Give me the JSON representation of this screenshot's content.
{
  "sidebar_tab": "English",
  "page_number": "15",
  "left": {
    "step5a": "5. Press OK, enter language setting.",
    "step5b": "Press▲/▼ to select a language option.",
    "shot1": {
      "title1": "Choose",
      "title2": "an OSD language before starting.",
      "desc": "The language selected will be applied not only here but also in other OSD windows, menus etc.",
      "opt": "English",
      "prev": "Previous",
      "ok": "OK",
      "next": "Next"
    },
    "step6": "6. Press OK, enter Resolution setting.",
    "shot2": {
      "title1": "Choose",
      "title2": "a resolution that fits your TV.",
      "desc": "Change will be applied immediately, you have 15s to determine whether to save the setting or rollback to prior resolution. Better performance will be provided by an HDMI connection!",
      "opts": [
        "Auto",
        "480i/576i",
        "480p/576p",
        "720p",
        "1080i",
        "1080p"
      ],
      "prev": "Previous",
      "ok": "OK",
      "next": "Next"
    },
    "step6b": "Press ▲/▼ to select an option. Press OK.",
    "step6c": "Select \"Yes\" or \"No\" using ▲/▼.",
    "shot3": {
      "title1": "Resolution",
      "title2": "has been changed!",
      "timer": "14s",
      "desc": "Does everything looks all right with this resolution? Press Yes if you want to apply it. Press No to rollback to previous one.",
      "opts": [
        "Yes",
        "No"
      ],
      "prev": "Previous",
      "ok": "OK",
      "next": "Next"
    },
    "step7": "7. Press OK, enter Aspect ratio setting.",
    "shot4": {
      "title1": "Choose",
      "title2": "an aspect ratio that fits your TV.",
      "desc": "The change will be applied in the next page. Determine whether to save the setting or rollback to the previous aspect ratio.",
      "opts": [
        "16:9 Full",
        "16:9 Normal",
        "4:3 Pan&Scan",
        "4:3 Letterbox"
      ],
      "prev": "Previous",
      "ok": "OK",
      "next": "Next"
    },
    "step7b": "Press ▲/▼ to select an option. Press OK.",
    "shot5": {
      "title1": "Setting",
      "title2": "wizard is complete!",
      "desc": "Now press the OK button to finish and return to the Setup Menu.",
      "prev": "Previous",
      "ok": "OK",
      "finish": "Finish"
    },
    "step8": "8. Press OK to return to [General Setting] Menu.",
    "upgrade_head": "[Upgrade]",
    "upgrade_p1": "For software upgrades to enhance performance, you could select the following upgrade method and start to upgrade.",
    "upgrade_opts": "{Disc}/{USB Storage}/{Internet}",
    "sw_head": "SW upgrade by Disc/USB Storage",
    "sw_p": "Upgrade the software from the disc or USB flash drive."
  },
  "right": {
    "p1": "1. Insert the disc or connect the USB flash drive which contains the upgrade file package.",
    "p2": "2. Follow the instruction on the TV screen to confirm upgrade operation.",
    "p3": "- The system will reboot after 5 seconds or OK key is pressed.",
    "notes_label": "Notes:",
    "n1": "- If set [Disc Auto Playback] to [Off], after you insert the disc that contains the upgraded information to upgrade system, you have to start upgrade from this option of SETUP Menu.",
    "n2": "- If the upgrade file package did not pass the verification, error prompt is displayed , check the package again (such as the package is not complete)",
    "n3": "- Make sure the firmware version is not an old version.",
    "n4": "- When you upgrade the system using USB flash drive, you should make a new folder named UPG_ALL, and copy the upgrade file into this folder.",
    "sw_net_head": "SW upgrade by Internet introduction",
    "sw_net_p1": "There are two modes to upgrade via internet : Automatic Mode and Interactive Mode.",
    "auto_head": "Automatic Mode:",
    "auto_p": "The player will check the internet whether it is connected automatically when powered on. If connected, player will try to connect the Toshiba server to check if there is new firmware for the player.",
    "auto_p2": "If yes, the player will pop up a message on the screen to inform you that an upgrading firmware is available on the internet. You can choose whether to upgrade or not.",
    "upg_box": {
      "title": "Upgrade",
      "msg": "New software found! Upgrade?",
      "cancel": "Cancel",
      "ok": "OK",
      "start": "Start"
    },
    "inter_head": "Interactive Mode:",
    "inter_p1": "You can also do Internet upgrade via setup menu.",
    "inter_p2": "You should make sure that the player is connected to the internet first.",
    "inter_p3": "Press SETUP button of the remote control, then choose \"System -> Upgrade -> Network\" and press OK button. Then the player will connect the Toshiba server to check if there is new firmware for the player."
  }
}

• [WHAT IS ASKED]: Pull out all lines from the entries above that include the word "return".

• [ANSWER TO THIS EXERCISE]:
      "desc": "Now press the OK button to finish and return to the Setup Menu.",
    "step8": "8. Press OK to return to [General Setting] Menu.",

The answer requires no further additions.